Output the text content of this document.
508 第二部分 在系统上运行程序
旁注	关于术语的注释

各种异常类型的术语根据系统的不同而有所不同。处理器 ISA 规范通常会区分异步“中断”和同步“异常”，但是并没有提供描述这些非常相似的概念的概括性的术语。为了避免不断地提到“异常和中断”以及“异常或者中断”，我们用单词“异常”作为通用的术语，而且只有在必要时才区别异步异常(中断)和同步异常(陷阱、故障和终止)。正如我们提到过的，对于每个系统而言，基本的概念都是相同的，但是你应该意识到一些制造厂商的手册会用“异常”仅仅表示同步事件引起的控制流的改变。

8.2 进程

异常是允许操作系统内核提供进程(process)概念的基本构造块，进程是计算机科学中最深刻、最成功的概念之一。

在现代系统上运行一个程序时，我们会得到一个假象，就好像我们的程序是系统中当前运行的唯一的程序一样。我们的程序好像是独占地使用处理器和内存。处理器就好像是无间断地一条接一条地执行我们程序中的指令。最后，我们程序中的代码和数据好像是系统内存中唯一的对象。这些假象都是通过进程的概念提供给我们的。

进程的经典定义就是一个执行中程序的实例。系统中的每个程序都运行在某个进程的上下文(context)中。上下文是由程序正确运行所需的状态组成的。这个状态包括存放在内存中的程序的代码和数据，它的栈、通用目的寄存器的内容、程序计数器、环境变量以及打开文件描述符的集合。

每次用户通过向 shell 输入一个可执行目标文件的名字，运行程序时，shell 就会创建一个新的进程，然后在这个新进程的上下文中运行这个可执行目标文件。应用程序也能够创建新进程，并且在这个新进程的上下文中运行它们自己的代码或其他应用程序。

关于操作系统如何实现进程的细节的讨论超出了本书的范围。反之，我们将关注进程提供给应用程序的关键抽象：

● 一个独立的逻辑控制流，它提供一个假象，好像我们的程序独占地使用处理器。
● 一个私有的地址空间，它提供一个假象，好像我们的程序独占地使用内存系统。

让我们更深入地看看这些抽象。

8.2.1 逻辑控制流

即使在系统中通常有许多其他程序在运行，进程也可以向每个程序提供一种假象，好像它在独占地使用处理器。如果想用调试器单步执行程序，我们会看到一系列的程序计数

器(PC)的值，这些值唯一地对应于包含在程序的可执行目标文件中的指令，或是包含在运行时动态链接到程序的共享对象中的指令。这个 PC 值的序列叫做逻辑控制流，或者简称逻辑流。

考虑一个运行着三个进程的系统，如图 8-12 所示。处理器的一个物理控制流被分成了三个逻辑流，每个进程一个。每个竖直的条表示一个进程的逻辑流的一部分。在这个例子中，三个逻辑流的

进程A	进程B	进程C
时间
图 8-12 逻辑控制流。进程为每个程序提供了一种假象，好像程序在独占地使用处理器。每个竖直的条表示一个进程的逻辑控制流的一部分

++++++++

> **Written exercise**
Restate the data above word for word, please.

> **Completed task**
Output the text content of this document.
508 第二部分 在系统上运行程序
旁注	关于术语的注释

各种异常类型的术语根据系统的不同而有所不同。处理器 ISA 规范通常会区分异步“中断”和同步“异常”，但是并没有提供描述这些非常相似的概念的概括性的术语。为了避免不断地提到“异常和中断”以及“异常或者中断”，我们用单词“异常”作为通用的术语，而且只有在必要时才区别异步异常(中断)和同步异常(陷阱、故障和终止)。正如我们提到过的，对于每个系统而言，基本的概念都是相同的，但是你应该意识到一些制造厂商的手册会用“异常”仅仅表示同步事件引起的控制流的改变。

8.2 进程

异常是允许操作系统内核提供进程(process)概念的基本构造块，进程是计算机科学中最深刻、最成功的概念之一。

在现代系统上运行一个程序时，我们会得到一个假象，就好像我们的程序是系统中当前运行的唯一的程序一样。我们的程序好像是独占地使用处理器和内存。处理器就好像是无间断地一条接一条地执行我们程序中的指令。最后，我们程序中的代码和数据好像是系统内存中唯一的对象。这些假象都是通过进程的概念提供给我们的。

进程的经典定义就是一个执行中程序的实例。系统中的每个程序都运行在某个进程的上下文(context)中。上下文是由程序正确运行所需的状态组成的。这个状态包括存放在内存中的程序的代码和数据，它的栈、通用目的寄存器的内容、程序计数器、环境变量以及打开文件描述符的集合。

每次用户通过向 shell 输入一个可执行目标文件的名字，运行程序时，shell 就会创建一个新的进程，然后在这个新进程的上下文中运行这个可执行目标文件。应用程序也能够创建新进程，并且在这个新进程的上下文中运行它们自己的代码或其他应用程序。

关于操作系统如何实现进程的细节的讨论超出了本书的范围。反之，我们将关注进程提供给应用程序的关键抽象：

● 一个独立的逻辑控制流，它提供一个假象，好像我们的程序独占地使用处理器。
● 一个私有的地址空间，它提供一个假象，好像我们的程序独占地使用内存系统。

让我们更深入地看看这些抽象。

8.2.1 逻辑控制流

即使在系统中通常有许多其他程序在运行，进程也可以向每个程序提供一种假象，好像它在独占地使用处理器。如果想用调试器单步执行程序，我们会看到一系列的程序计数

器(PC)的值，这些值唯一地对应于包含在程序的可执行目标文件中的指令，或是包含在运行时动态链接到程序的共享对象中的指令。这个 PC 值的序列叫做逻辑控制流，或者简称逻辑流。

考虑一个运行着三个进程的系统，如图 8-12 所示。处理器的一个物理控制流被分成了三个逻辑流，每个进程一个。每个竖直的条表示一个进程的逻辑流的一部分。在这个例子中，三个逻辑流的

进程A	进程B	进程C
时间
图 8-12 逻辑控制流。进程为每个程序提供了一种假象，好像程序在独占地使用处理器。每个竖直的条表示一个进程的逻辑控制流的一部分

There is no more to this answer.